__Information supplied__.
################

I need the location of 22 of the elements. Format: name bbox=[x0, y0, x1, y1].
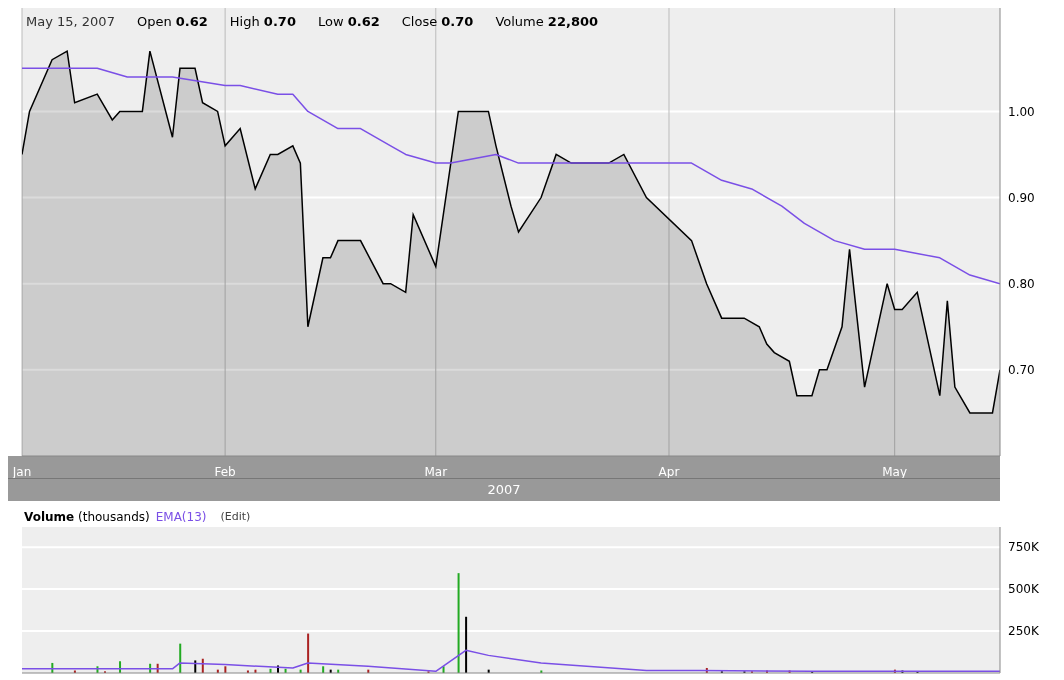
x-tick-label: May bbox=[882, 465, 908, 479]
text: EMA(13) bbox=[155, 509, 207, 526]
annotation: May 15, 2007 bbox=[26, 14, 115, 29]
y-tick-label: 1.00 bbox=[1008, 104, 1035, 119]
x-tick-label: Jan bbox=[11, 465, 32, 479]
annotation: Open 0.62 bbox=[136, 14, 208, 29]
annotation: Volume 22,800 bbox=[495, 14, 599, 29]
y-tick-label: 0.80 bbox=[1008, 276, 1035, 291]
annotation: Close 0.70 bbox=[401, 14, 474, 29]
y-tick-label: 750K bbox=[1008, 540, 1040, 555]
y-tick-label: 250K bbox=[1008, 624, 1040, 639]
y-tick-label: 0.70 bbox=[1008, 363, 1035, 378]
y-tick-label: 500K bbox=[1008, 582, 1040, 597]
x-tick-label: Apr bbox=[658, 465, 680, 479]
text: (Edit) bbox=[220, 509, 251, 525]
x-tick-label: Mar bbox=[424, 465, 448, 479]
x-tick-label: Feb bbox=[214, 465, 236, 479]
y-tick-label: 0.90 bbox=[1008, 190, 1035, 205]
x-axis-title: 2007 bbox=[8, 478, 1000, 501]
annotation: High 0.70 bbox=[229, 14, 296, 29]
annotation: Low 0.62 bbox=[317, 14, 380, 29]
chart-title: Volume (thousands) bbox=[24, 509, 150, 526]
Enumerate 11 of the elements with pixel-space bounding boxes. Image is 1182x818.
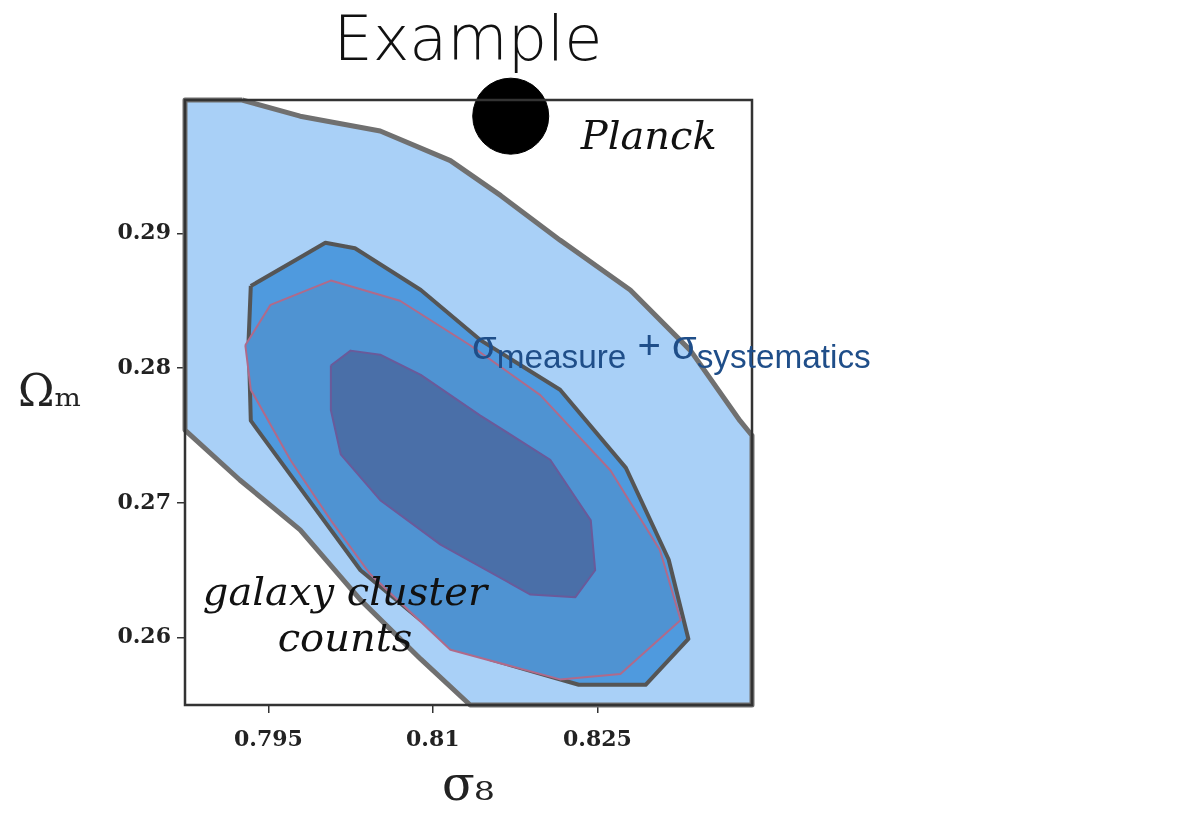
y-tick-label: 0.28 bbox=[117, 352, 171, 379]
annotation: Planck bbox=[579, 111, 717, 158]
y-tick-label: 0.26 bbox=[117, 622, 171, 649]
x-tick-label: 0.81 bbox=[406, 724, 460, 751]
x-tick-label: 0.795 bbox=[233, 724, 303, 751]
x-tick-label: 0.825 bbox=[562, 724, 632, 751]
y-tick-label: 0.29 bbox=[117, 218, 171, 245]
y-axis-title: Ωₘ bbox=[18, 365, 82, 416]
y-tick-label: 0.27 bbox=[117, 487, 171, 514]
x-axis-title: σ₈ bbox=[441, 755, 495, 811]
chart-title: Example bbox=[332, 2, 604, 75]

################

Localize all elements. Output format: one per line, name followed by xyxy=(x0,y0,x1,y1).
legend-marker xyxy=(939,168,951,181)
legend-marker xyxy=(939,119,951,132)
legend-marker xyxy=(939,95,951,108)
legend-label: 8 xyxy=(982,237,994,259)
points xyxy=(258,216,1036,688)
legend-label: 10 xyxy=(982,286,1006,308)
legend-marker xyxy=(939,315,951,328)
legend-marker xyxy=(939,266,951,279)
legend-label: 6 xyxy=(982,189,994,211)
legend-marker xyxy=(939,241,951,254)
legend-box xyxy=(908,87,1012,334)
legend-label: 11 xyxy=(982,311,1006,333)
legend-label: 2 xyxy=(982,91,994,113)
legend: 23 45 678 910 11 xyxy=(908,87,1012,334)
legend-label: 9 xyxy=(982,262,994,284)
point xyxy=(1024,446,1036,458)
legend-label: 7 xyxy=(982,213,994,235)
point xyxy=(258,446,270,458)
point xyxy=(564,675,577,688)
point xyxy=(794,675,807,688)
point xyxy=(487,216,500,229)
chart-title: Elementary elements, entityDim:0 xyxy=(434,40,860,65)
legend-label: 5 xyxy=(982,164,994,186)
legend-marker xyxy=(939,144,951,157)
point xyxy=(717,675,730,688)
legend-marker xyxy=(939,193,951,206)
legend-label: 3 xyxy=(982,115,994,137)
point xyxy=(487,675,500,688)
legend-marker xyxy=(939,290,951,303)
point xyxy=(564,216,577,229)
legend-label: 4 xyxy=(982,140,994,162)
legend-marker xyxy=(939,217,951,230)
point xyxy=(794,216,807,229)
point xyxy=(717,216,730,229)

################

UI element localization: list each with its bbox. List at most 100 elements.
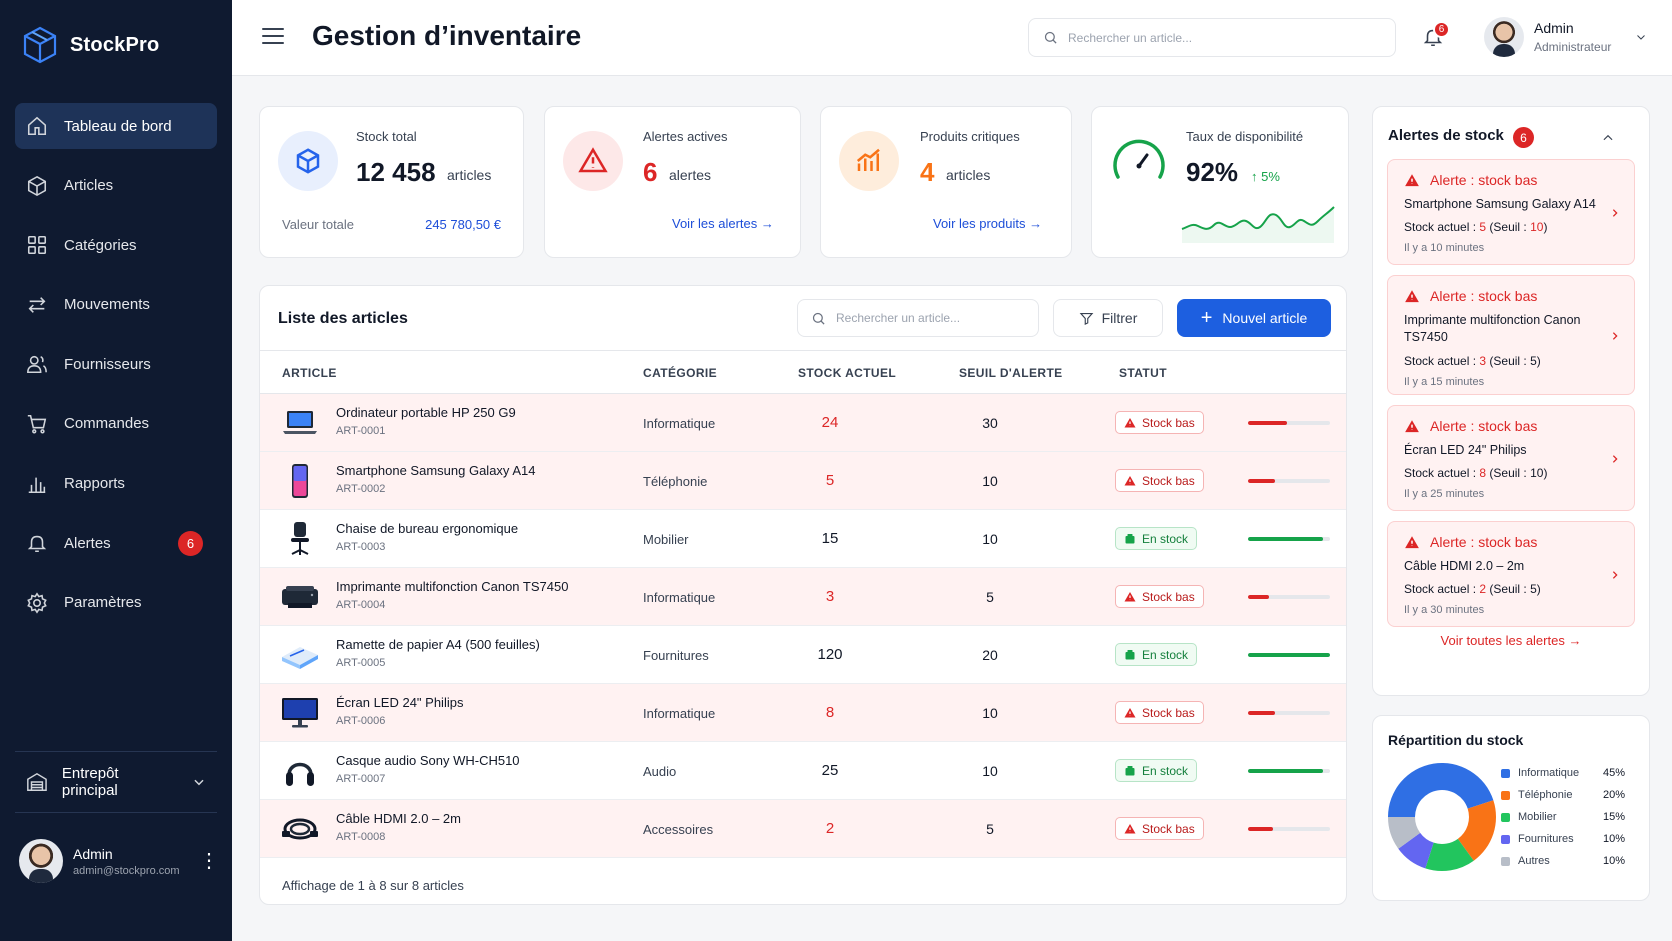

################

__Work to do__.
Count the lines in the records that contain the string "name" and give only that number.

__Answer to the exercise__.
2